Annotated element listings:

···

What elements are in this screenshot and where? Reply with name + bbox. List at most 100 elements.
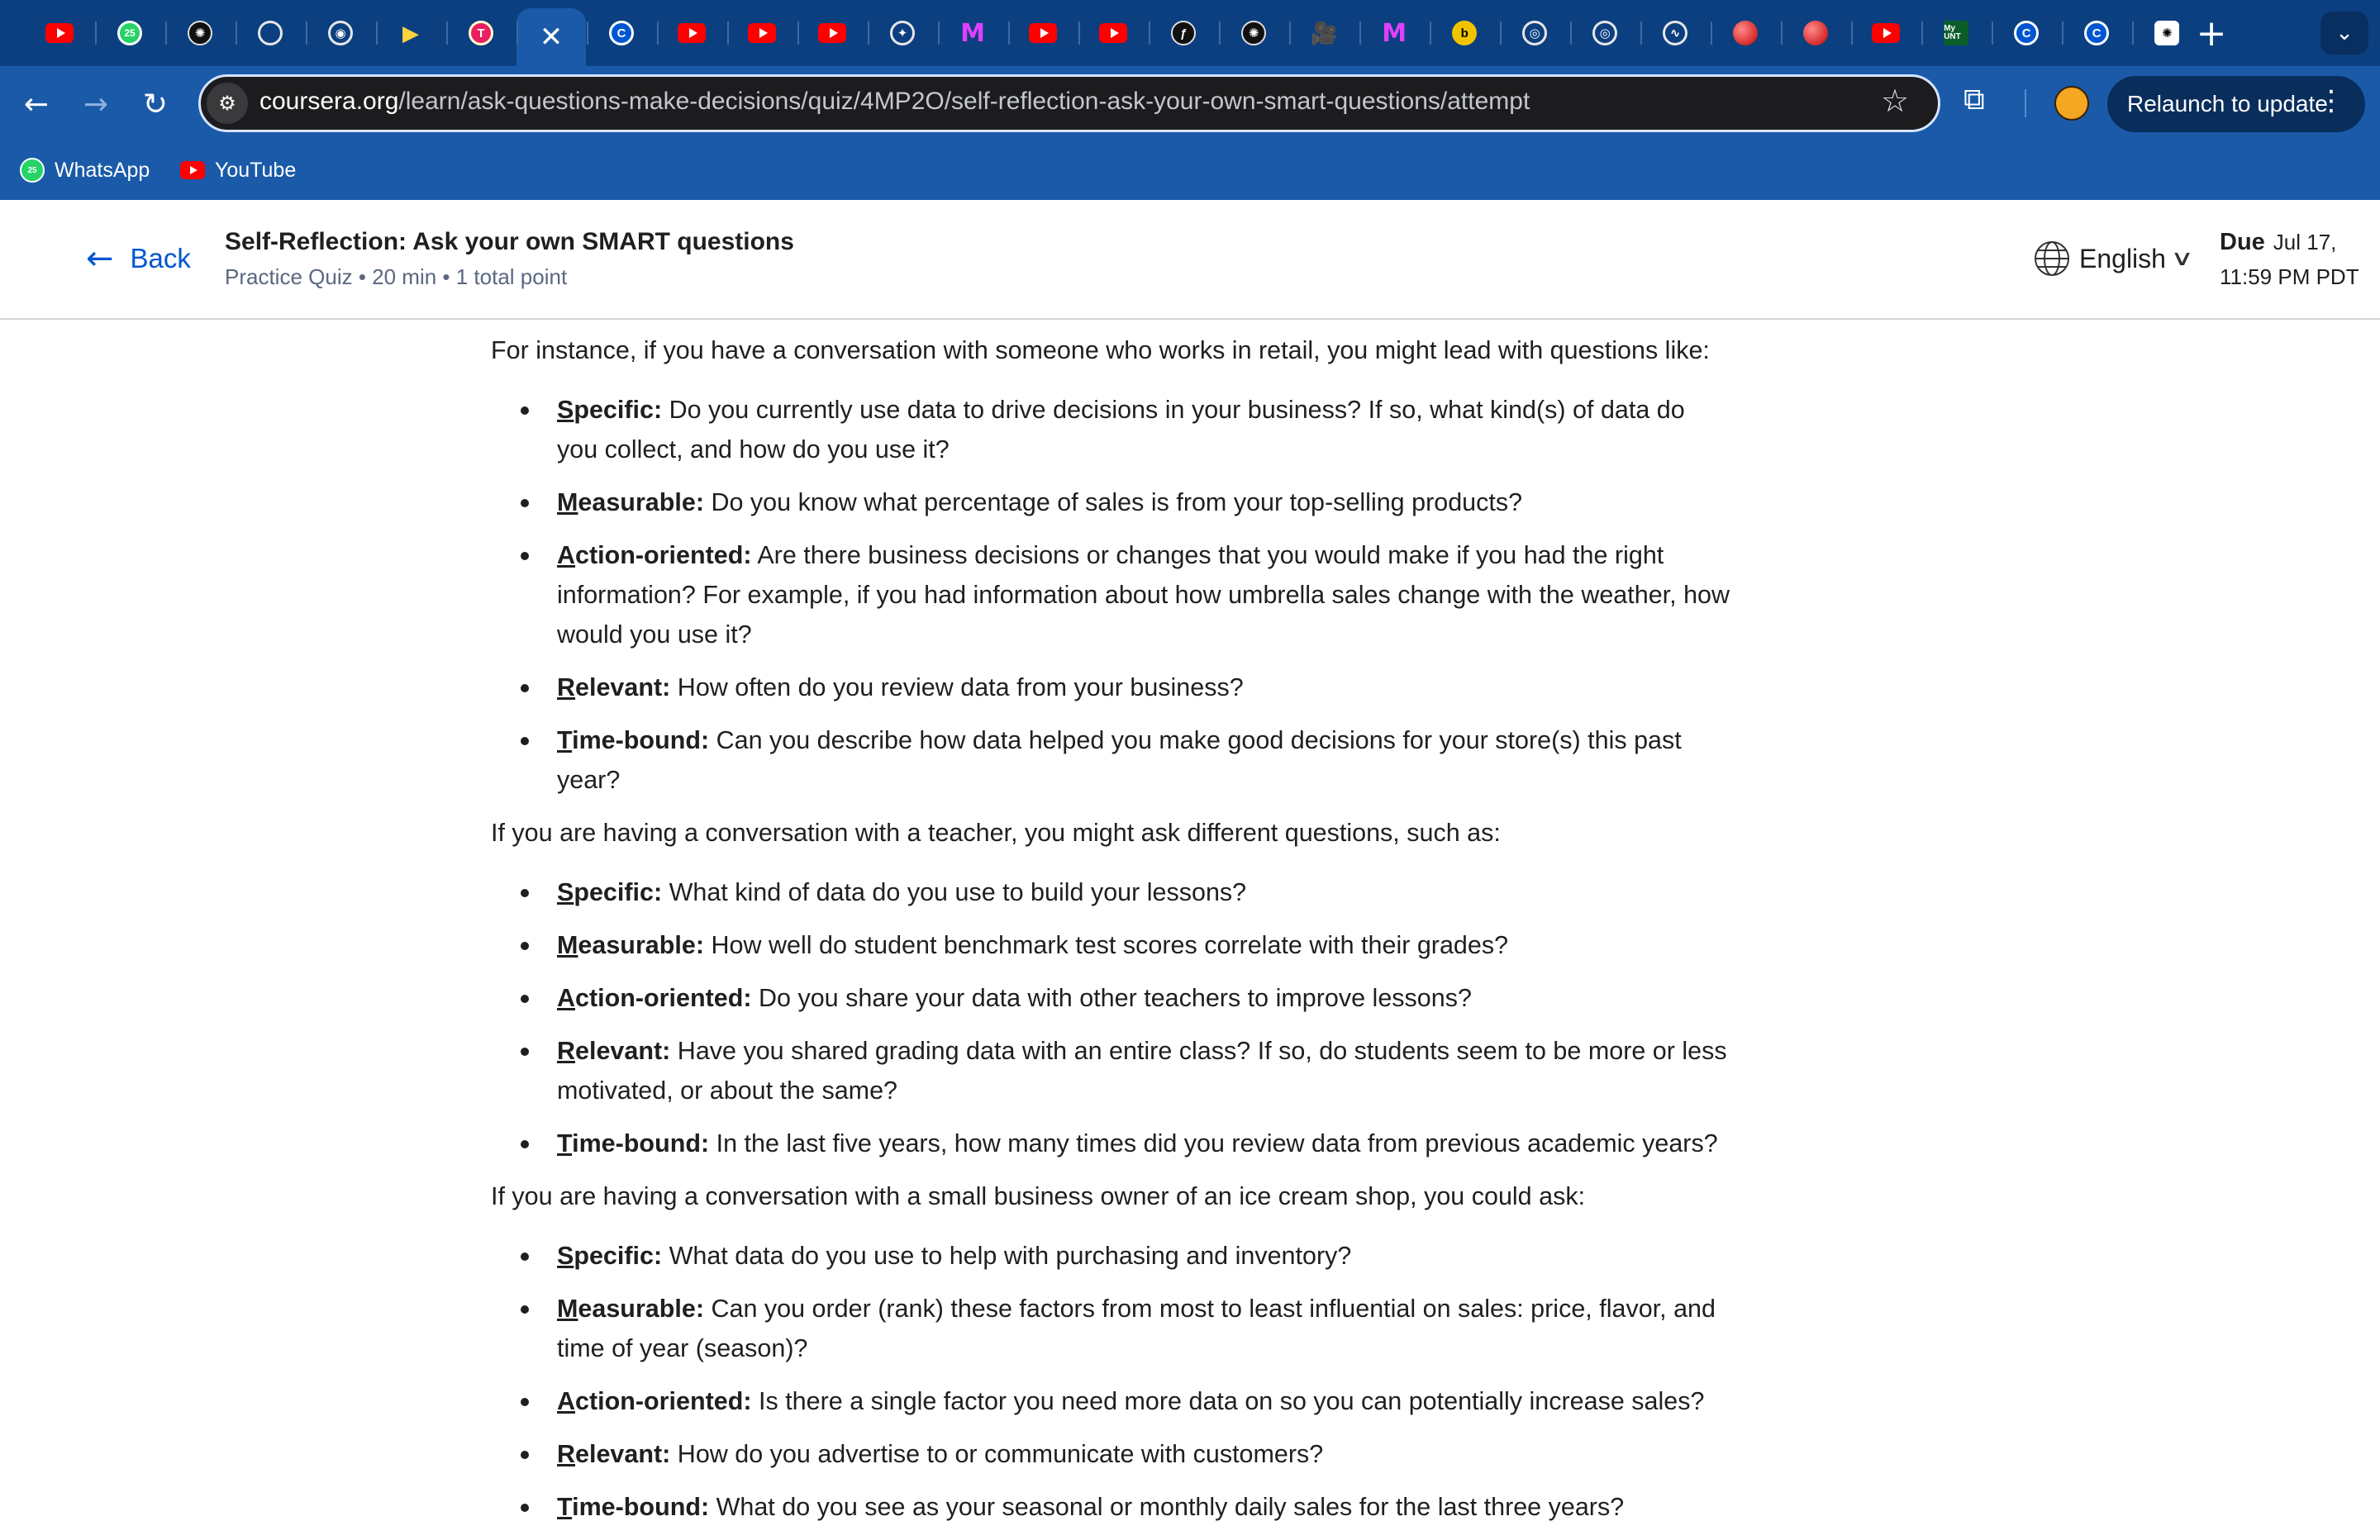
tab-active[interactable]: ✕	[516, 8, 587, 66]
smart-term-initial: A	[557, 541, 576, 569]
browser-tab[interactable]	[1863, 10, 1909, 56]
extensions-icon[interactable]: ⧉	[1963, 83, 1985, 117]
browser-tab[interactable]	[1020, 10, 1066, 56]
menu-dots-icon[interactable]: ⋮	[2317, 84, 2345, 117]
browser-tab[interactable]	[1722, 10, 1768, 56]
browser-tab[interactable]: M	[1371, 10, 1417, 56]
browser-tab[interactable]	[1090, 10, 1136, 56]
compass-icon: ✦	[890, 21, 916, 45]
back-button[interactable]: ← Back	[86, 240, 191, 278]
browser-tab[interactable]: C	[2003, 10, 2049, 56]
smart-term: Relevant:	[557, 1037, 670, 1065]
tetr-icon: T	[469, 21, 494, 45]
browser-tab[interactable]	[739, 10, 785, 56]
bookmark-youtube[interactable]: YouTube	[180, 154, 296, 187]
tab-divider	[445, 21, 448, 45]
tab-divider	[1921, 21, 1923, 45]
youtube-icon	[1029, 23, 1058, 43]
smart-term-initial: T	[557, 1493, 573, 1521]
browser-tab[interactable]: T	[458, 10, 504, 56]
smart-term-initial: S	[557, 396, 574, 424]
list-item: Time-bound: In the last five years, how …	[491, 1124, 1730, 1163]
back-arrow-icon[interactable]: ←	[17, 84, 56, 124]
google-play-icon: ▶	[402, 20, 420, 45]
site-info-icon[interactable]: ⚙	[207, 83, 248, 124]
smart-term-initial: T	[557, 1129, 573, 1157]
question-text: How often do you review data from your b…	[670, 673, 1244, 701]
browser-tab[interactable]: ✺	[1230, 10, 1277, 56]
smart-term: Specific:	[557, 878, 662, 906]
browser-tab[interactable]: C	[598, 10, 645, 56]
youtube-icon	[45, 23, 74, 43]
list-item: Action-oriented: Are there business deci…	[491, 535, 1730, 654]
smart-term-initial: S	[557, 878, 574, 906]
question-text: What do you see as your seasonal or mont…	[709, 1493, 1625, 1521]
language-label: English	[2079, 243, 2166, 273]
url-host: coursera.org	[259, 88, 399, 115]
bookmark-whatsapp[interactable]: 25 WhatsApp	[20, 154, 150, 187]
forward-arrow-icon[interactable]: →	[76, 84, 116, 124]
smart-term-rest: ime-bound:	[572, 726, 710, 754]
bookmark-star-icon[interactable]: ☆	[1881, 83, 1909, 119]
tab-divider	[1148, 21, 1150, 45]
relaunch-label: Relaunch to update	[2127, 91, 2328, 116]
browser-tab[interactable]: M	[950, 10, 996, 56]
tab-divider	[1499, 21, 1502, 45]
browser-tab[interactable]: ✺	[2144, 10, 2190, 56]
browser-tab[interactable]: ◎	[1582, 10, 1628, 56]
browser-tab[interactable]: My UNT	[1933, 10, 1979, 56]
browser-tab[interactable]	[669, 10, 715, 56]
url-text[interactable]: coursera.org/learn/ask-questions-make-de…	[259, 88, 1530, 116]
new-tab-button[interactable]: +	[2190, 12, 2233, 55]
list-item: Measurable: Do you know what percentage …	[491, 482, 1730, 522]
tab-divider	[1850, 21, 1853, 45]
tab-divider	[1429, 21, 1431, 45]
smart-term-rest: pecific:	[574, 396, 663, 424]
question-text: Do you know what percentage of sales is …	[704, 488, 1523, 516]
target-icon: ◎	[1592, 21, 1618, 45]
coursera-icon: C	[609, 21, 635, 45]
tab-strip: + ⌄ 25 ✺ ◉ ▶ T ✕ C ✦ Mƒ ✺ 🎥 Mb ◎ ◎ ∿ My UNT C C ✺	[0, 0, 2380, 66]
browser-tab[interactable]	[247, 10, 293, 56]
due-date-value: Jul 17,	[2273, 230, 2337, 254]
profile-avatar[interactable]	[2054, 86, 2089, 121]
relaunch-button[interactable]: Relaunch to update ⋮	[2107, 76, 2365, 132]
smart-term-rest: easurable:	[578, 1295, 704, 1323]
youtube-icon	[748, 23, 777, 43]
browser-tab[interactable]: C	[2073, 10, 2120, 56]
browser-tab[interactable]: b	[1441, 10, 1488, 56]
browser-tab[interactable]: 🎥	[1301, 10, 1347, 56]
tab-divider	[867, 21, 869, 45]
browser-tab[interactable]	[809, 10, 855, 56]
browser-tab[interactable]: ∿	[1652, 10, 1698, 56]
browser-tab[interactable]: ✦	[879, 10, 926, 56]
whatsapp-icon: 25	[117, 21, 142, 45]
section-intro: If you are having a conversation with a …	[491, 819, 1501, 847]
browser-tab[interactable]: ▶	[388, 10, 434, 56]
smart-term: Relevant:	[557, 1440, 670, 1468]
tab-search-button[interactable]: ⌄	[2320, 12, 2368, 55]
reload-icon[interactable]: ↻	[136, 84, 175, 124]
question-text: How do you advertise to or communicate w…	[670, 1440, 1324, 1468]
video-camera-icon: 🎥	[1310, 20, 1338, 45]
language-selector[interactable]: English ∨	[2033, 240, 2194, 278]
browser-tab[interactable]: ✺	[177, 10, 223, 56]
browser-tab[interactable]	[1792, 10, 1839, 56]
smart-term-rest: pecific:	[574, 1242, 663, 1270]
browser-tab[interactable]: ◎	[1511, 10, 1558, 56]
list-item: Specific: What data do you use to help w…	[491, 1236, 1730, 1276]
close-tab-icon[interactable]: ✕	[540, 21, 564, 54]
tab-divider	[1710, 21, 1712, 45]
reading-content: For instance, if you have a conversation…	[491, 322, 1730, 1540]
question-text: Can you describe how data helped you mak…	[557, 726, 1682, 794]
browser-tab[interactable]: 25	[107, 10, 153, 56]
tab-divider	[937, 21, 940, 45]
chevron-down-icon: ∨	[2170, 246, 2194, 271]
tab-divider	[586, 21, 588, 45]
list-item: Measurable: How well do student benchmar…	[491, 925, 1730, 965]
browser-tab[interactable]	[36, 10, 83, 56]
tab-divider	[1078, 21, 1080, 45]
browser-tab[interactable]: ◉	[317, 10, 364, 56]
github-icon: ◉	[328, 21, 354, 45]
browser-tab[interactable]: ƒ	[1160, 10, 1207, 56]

···

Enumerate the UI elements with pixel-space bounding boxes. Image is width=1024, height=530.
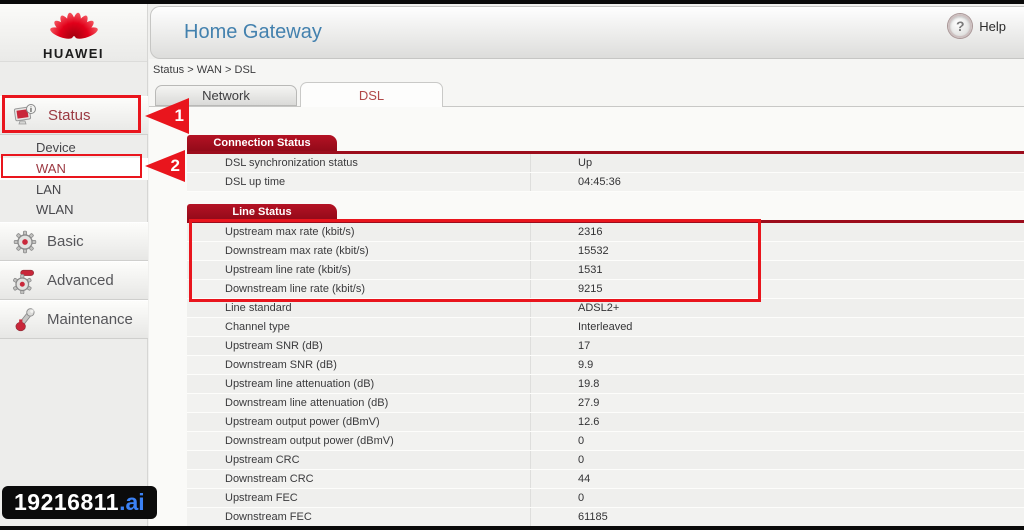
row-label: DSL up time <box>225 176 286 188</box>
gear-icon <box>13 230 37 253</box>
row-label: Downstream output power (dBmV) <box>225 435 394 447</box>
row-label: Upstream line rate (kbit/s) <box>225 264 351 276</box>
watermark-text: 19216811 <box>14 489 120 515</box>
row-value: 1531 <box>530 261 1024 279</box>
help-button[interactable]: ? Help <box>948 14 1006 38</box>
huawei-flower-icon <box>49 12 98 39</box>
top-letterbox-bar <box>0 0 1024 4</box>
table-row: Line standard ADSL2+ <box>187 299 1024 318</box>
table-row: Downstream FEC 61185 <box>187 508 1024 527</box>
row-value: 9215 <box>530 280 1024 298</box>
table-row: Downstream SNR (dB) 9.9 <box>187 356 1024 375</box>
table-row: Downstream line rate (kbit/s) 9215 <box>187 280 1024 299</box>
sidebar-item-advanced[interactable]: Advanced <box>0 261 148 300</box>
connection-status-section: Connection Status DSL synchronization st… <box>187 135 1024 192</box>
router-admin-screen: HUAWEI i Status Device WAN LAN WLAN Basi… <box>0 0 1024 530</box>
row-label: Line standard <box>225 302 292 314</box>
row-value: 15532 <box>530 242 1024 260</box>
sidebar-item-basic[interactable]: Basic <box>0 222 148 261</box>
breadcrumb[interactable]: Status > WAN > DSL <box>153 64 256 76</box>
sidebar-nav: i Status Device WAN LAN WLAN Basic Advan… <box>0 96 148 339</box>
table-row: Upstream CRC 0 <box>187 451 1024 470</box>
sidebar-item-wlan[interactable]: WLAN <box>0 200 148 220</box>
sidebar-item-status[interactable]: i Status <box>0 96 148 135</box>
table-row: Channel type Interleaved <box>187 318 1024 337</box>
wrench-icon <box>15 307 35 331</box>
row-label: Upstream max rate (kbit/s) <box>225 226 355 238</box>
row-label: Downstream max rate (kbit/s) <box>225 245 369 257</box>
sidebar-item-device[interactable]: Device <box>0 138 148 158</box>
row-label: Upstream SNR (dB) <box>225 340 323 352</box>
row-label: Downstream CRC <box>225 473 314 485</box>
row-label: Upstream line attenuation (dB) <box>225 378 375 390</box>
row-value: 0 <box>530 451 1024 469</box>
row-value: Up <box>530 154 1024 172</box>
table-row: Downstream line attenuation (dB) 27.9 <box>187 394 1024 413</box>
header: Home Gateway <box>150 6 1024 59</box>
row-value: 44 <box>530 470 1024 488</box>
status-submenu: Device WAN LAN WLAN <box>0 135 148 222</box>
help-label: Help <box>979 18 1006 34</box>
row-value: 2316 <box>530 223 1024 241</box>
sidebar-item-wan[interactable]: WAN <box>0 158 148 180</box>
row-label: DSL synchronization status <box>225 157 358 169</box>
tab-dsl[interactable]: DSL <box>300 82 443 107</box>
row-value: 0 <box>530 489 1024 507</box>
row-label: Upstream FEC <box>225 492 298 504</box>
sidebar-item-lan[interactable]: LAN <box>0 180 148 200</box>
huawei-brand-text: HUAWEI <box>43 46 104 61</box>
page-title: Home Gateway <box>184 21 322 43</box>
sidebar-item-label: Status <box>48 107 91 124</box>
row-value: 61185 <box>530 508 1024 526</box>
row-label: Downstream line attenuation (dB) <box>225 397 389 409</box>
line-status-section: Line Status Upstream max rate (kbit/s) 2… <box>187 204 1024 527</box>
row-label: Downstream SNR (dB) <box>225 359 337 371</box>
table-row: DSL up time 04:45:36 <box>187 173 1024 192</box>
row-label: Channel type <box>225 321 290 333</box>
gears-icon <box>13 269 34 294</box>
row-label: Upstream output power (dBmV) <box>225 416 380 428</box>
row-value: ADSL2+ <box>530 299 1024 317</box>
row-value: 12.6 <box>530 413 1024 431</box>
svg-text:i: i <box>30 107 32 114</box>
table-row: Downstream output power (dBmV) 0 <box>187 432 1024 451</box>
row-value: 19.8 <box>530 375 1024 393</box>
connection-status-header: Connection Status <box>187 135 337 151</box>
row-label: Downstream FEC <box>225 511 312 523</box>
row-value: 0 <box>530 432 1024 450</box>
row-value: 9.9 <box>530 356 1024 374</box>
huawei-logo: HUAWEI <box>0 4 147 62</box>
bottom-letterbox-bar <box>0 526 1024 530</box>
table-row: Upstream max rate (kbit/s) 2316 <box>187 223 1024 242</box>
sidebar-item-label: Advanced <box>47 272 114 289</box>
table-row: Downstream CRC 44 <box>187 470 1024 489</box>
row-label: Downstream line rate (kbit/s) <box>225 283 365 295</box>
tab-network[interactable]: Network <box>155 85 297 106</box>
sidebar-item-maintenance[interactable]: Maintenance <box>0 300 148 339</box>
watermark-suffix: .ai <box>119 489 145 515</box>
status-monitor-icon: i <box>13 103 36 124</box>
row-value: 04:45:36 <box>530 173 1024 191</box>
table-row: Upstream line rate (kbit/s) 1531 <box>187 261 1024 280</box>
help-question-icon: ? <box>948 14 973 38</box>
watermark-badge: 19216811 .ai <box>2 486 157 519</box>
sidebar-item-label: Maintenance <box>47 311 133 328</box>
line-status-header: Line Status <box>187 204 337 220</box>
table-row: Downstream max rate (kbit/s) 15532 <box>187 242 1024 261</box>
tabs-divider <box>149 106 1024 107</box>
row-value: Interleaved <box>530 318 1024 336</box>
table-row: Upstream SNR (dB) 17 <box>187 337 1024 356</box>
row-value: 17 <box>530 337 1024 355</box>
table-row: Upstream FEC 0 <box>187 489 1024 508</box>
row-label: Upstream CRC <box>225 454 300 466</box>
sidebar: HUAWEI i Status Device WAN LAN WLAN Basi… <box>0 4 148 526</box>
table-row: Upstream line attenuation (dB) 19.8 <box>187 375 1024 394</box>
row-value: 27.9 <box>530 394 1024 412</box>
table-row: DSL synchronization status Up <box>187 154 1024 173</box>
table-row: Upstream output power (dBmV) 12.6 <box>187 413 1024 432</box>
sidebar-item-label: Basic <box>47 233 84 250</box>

···

■ Goal ■
Copy the material from the line with "8, 587, 66]" to the line with "84, 2345, 117]", substituting "browser-window" for "browser-tab" and leaving everything else as it is.

■ Task result ■
tab-active[interactable]: ✕	[516, 8, 587, 66]
smart-term-initial: A	[557, 541, 576, 569]
browser-window[interactable]	[1863, 10, 1909, 56]
extensions-icon[interactable]: ⧉	[1963, 83, 1985, 117]
browser-window[interactable]	[1020, 10, 1066, 56]
menu-dots-icon[interactable]: ⋮	[2317, 84, 2345, 117]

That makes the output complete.